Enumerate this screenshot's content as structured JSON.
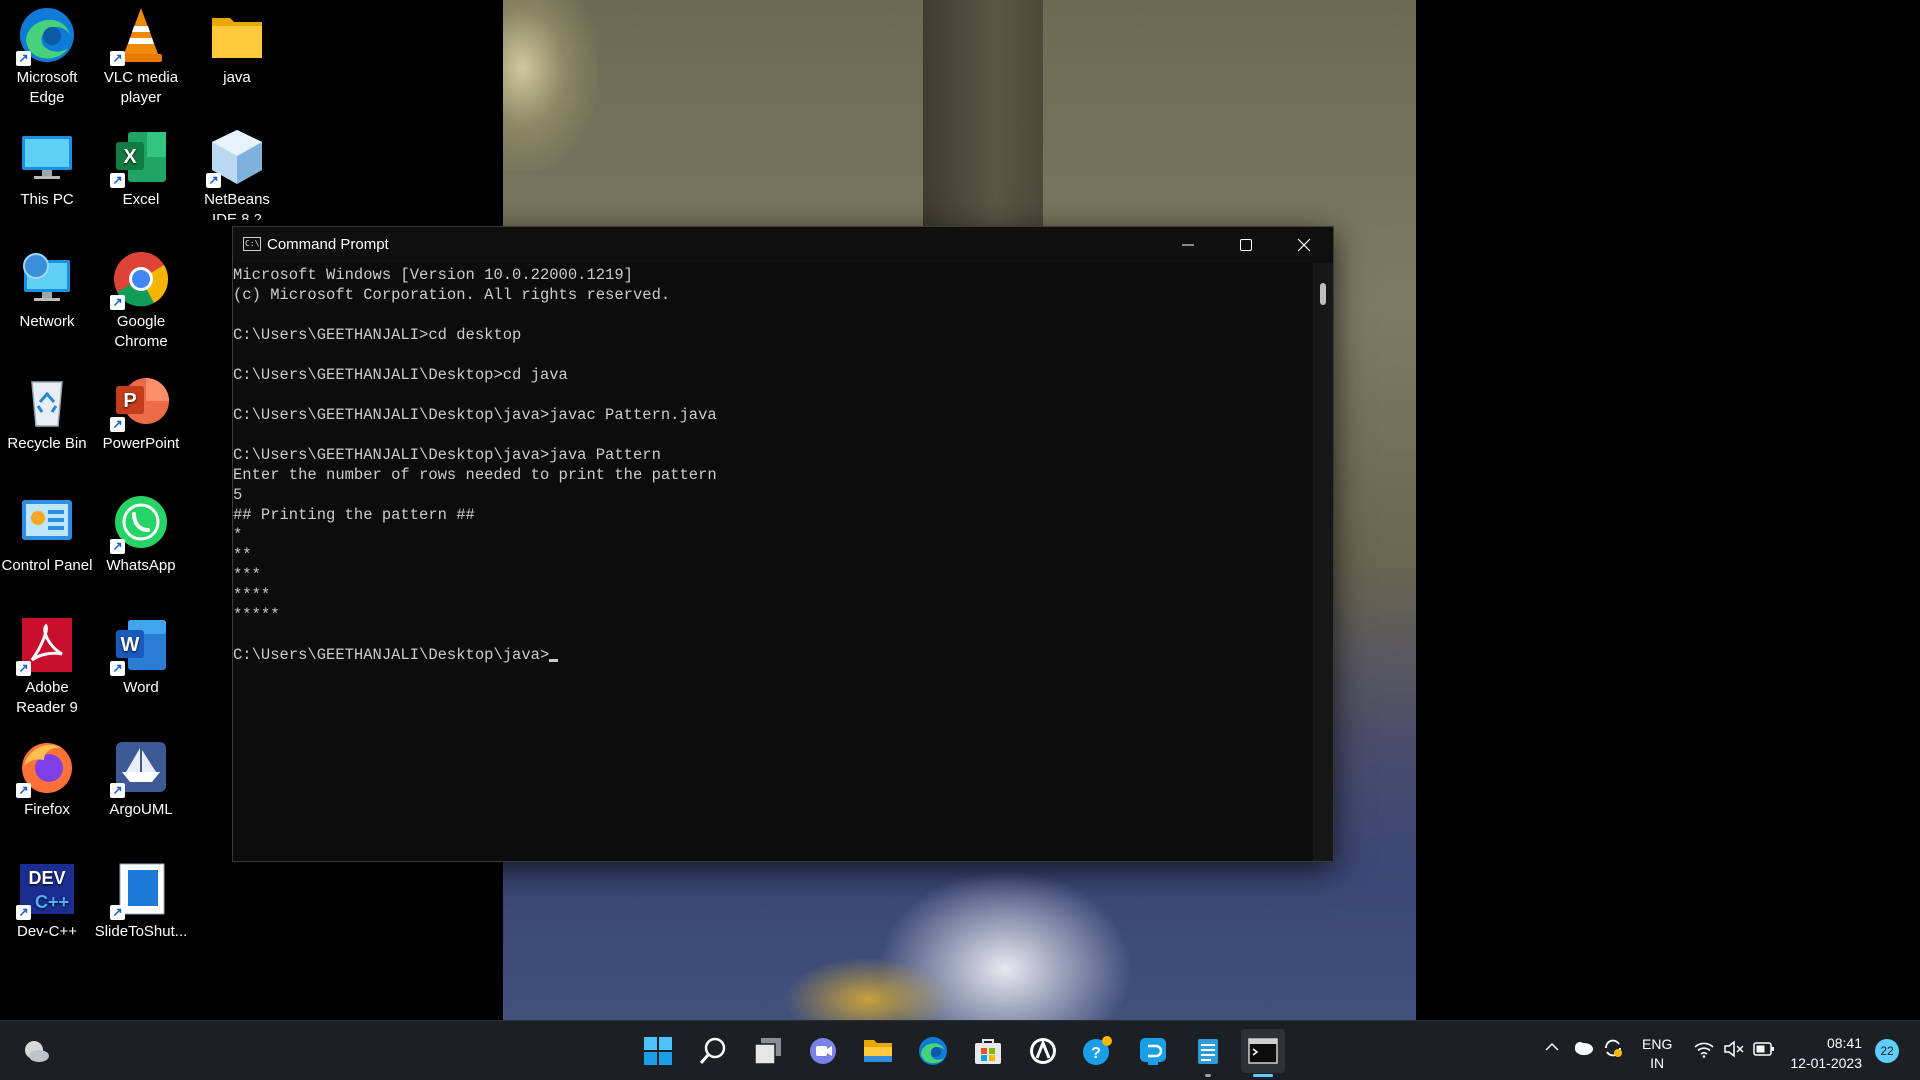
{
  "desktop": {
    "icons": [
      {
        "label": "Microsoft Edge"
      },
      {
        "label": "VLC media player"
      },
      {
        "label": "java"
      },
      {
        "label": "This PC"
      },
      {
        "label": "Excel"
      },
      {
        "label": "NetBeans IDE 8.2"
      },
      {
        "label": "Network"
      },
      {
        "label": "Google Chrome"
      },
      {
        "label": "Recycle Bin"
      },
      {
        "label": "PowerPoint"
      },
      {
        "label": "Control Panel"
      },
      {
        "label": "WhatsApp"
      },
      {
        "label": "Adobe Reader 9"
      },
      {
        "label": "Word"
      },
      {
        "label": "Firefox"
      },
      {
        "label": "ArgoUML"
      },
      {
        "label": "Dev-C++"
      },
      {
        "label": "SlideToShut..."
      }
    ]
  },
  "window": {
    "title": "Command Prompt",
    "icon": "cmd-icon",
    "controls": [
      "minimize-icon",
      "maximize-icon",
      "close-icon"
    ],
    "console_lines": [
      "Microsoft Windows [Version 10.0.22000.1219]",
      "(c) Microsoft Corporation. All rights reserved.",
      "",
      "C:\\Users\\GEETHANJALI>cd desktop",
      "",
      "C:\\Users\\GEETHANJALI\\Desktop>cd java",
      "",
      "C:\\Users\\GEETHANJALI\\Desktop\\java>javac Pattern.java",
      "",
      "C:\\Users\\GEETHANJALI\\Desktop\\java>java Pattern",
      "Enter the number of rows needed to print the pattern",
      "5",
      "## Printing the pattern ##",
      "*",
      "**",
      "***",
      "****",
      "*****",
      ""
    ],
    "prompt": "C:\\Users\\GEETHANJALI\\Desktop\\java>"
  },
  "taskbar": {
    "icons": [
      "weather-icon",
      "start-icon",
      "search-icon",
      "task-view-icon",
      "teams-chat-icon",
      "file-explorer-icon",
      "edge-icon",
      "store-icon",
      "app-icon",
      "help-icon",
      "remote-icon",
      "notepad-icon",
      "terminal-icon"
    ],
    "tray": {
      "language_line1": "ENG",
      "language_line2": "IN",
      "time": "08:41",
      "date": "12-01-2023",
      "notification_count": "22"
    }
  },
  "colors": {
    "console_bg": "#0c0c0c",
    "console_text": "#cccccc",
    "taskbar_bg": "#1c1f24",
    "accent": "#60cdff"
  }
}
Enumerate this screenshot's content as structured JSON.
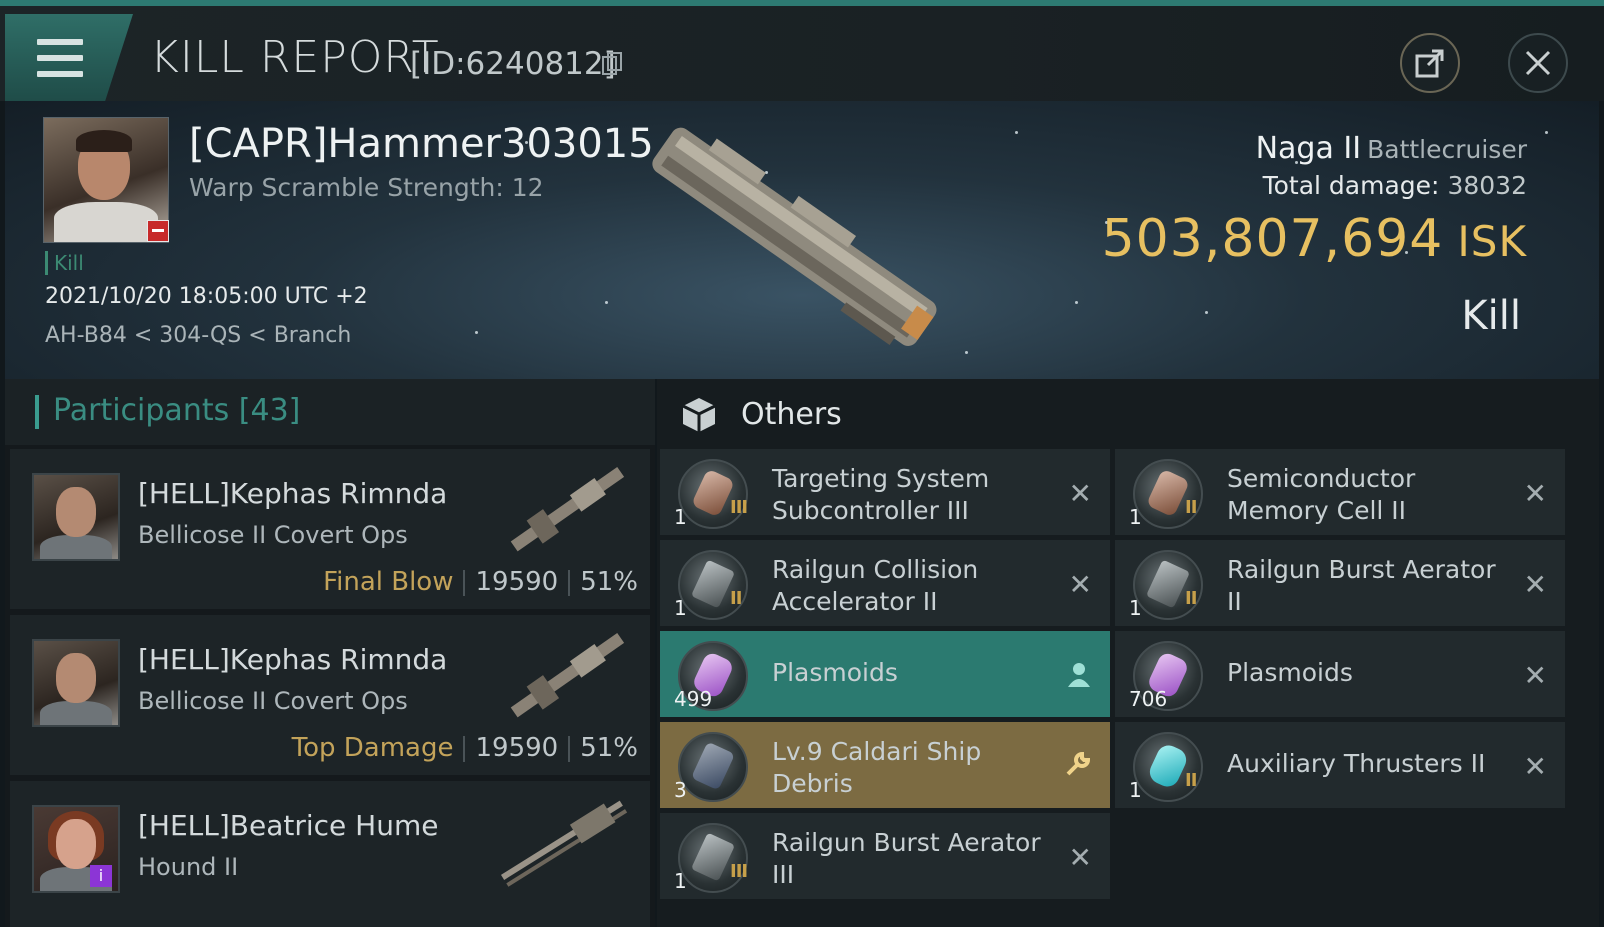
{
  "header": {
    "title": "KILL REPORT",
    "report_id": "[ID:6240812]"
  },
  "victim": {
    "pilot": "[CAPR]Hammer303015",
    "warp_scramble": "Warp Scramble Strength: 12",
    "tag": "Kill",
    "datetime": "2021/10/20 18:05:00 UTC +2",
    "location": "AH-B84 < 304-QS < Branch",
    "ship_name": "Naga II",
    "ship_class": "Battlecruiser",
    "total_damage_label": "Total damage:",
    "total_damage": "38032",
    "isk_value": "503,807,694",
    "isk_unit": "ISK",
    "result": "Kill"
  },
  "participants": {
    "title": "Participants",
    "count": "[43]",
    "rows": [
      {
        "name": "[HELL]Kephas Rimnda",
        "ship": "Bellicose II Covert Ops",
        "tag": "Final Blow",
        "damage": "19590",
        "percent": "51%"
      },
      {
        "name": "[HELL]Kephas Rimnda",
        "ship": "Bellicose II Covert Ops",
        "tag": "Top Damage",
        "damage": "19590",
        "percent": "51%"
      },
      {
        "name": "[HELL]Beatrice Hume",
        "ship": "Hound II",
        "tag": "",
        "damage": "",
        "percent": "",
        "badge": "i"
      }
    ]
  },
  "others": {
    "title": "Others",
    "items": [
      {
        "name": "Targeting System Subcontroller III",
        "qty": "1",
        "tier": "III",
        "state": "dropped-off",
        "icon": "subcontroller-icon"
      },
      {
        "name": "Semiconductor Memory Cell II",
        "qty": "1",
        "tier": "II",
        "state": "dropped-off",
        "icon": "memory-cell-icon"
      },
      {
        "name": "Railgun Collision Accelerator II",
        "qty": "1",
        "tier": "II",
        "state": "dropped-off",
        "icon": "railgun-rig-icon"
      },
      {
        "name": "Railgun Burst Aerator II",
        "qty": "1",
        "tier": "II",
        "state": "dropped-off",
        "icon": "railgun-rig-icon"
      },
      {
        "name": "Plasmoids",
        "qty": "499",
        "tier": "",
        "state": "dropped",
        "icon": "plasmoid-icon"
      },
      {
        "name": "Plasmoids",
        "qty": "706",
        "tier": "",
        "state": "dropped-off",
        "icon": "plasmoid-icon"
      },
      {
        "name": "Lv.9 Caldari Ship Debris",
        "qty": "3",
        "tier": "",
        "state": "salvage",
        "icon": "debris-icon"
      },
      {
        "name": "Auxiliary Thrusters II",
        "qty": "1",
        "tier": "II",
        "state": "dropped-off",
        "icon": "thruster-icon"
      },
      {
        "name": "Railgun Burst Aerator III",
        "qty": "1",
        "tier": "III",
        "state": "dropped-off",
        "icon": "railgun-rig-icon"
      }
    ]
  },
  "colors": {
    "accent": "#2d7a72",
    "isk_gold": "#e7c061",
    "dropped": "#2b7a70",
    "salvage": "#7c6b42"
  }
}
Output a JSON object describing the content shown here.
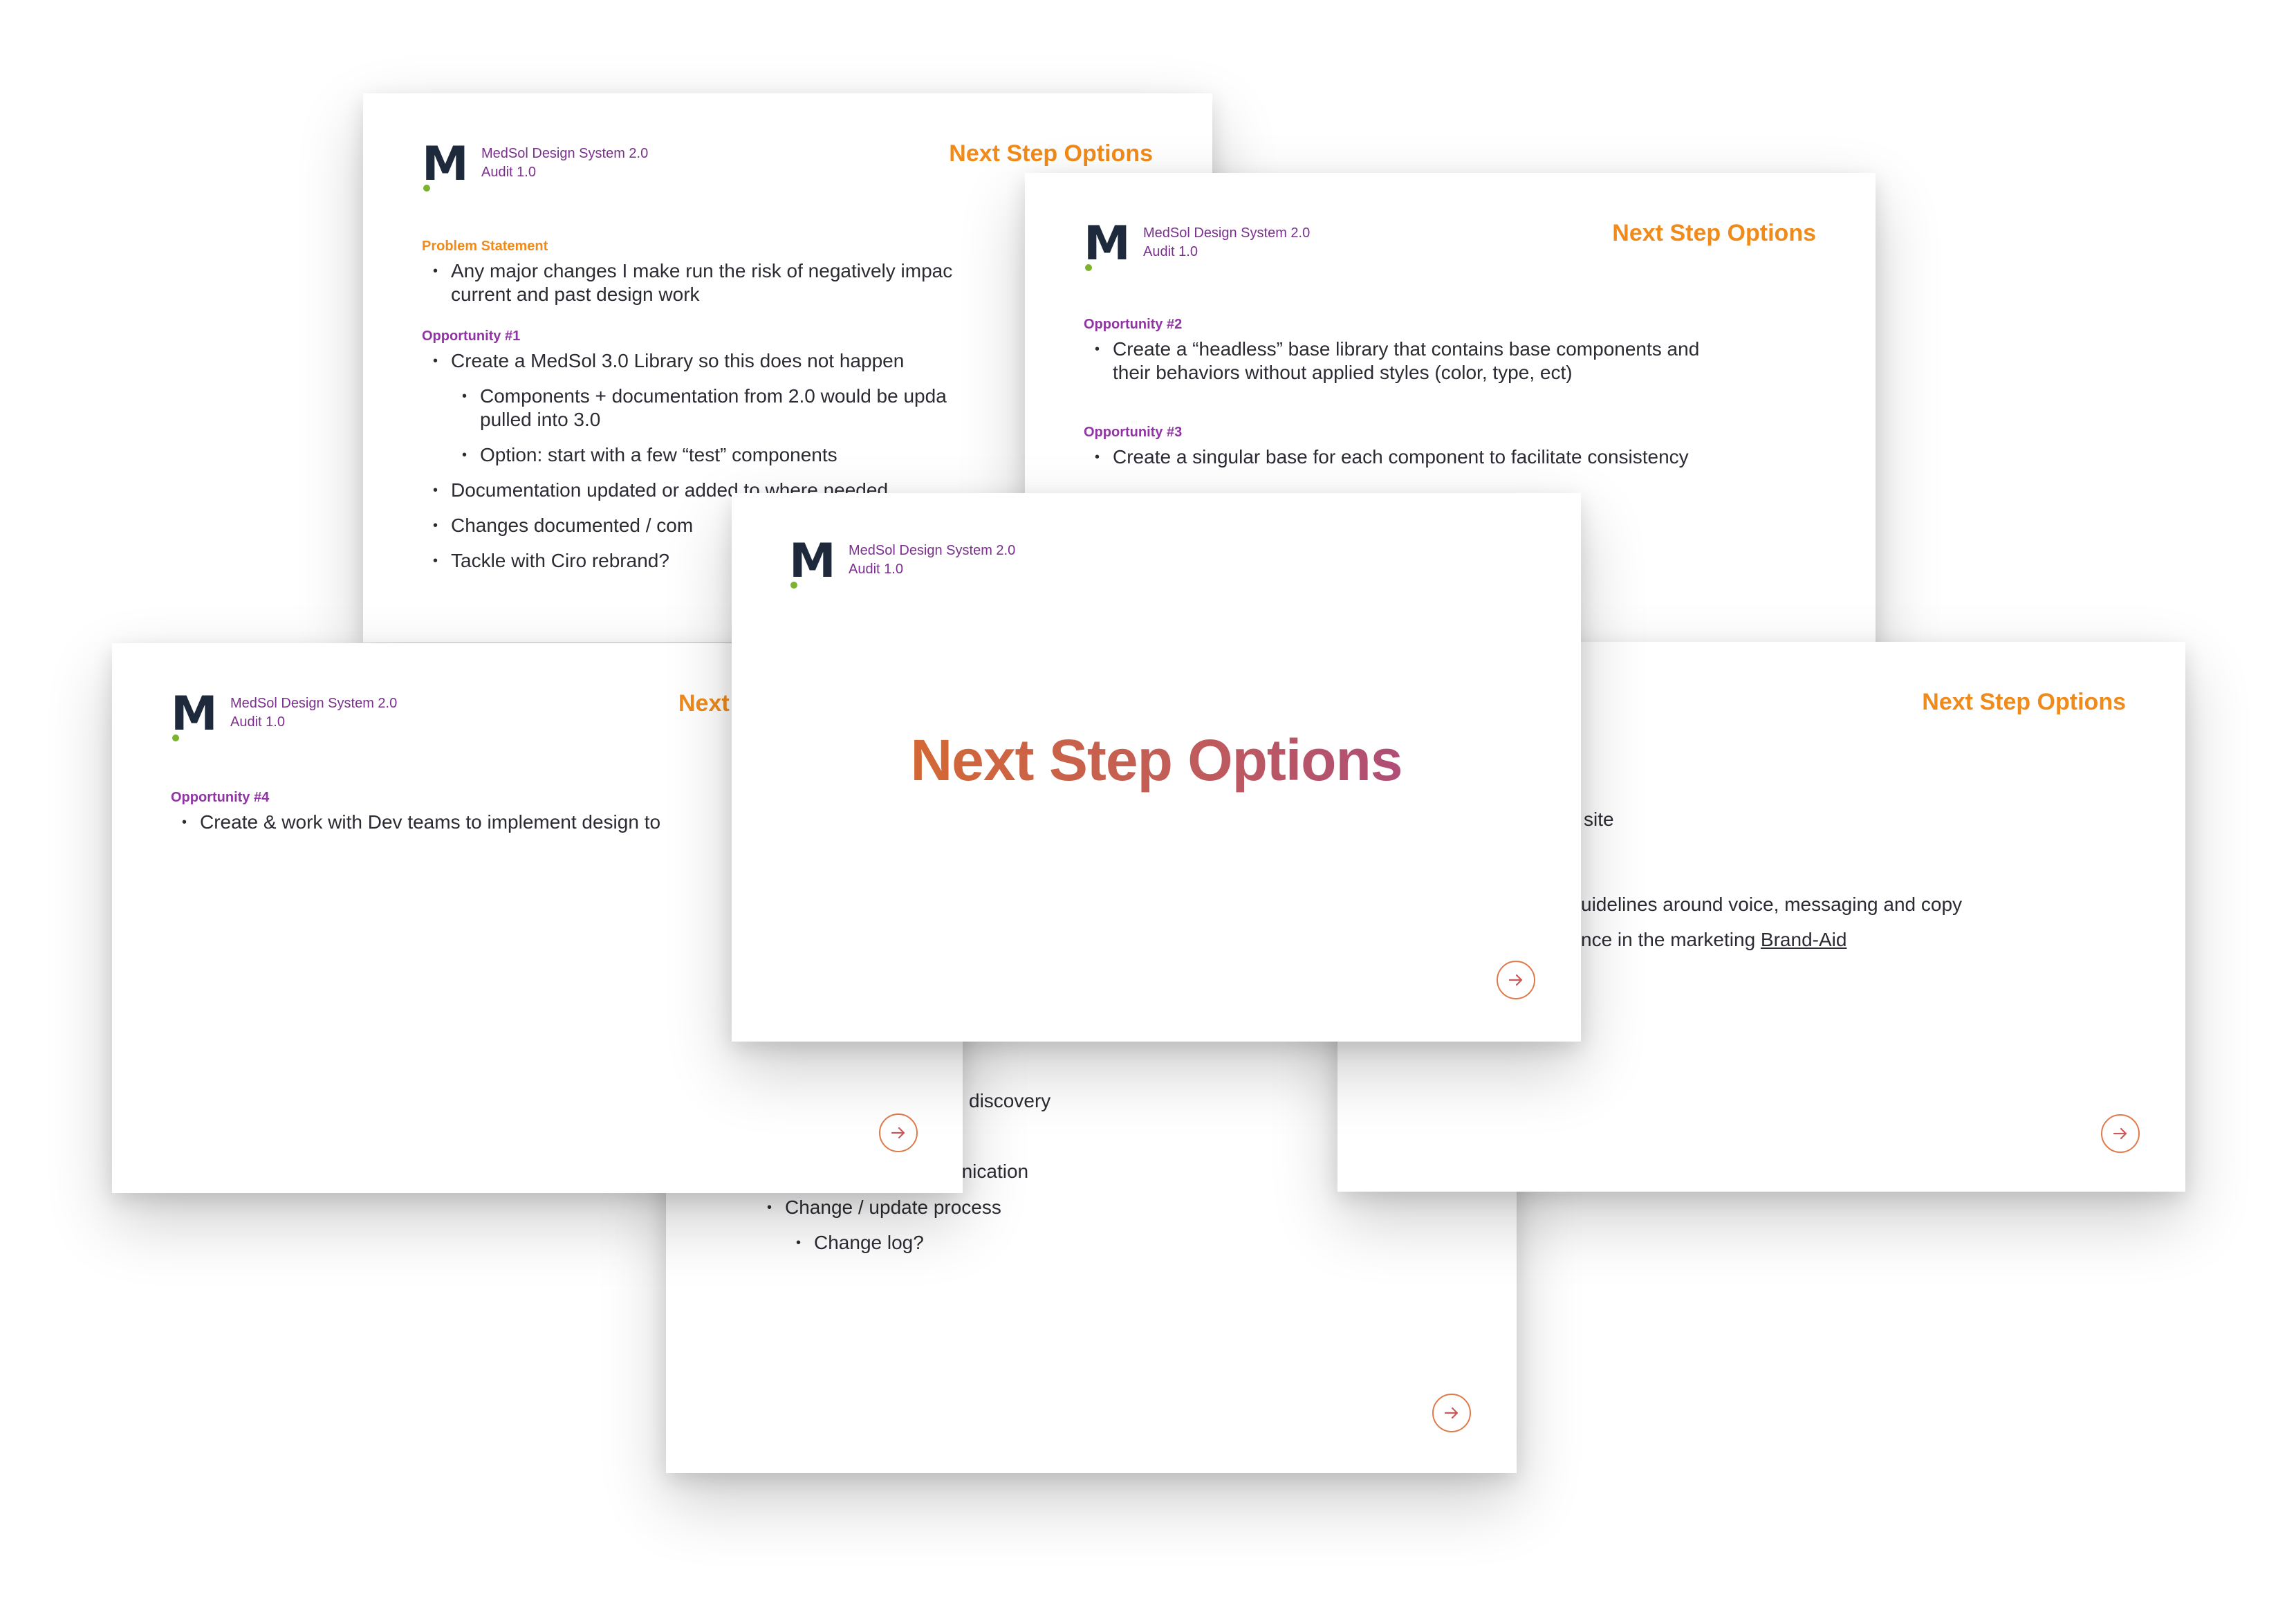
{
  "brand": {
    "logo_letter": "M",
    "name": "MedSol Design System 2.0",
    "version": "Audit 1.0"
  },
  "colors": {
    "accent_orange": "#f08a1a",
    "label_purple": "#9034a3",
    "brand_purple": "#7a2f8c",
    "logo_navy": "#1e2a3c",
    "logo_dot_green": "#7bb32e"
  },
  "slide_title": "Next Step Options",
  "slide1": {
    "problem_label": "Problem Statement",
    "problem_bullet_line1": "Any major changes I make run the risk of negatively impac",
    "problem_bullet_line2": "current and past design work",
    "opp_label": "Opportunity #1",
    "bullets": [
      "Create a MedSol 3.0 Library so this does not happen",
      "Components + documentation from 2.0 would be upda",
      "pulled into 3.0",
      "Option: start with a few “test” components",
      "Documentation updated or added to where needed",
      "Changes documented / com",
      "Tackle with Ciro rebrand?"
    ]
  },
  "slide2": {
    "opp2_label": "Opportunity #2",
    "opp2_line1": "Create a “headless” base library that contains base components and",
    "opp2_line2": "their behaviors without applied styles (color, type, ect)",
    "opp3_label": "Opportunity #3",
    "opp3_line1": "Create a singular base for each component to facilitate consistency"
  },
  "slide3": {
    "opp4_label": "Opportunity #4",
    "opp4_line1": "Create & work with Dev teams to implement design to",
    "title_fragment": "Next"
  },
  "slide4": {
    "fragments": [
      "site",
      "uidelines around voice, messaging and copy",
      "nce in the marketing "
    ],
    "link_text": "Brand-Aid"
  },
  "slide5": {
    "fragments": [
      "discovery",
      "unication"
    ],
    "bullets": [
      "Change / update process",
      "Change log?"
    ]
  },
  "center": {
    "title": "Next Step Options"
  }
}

***

Direction = Copy out every line of the data that includes the word "Step".

Worked solution =
  "slide_title": "Next Step Options",
    "title": "Next Step Options"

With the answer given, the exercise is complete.